* START *

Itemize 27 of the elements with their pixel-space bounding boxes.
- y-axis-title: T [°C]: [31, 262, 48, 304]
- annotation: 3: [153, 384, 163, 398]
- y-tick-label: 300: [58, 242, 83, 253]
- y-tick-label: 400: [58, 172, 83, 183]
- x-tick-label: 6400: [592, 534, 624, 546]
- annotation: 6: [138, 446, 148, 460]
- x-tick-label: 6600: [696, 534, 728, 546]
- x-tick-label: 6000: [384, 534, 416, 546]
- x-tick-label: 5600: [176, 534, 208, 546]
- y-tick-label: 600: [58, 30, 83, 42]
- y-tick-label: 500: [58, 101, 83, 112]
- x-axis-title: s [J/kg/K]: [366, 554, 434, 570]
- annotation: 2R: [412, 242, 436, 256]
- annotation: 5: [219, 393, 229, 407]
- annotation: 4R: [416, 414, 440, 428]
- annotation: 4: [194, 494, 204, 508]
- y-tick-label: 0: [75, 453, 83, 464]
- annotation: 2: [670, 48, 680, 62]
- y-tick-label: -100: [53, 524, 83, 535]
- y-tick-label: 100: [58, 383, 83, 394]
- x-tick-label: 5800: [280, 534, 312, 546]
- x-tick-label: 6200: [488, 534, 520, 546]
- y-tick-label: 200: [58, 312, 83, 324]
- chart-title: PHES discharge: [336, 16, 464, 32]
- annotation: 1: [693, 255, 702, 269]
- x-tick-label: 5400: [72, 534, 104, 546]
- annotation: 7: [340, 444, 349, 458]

* END *

- WORK INSTRUCTIONS
Please pull out every line of the item above and reproduce each one word for word, with nothing changed.

- OUTPUT FOR THIS EXERCISE
Itemize 27 of the elements with their pixel-space bounding boxes.
- y-axis-title: T [°C]: [31, 262, 48, 304]
- annotation: 3: [153, 384, 163, 398]
- y-tick-label: 300: [58, 242, 83, 253]
- y-tick-label: 400: [58, 172, 83, 183]
- x-tick-label: 6400: [592, 534, 624, 546]
- annotation: 6: [138, 446, 148, 460]
- x-tick-label: 6600: [696, 534, 728, 546]
- x-tick-label: 6000: [384, 534, 416, 546]
- x-tick-label: 5600: [176, 534, 208, 546]
- y-tick-label: 600: [58, 30, 83, 42]
- y-tick-label: 500: [58, 101, 83, 112]
- x-axis-title: s [J/kg/K]: [366, 554, 434, 570]
- annotation: 2R: [412, 242, 436, 256]
- annotation: 5: [219, 393, 229, 407]
- annotation: 4R: [416, 414, 440, 428]
- annotation: 4: [194, 494, 204, 508]
- y-tick-label: 0: [75, 453, 83, 464]
- annotation: 2: [670, 48, 680, 62]
- y-tick-label: -100: [53, 524, 83, 535]
- y-tick-label: 100: [58, 383, 83, 394]
- x-tick-label: 5800: [280, 534, 312, 546]
- x-tick-label: 6200: [488, 534, 520, 546]
- y-tick-label: 200: [58, 312, 83, 324]
- chart-title: PHES discharge: [336, 16, 464, 32]
- annotation: 1: [693, 255, 702, 269]
- x-tick-label: 5400: [72, 534, 104, 546]
- annotation: 7: [340, 444, 349, 458]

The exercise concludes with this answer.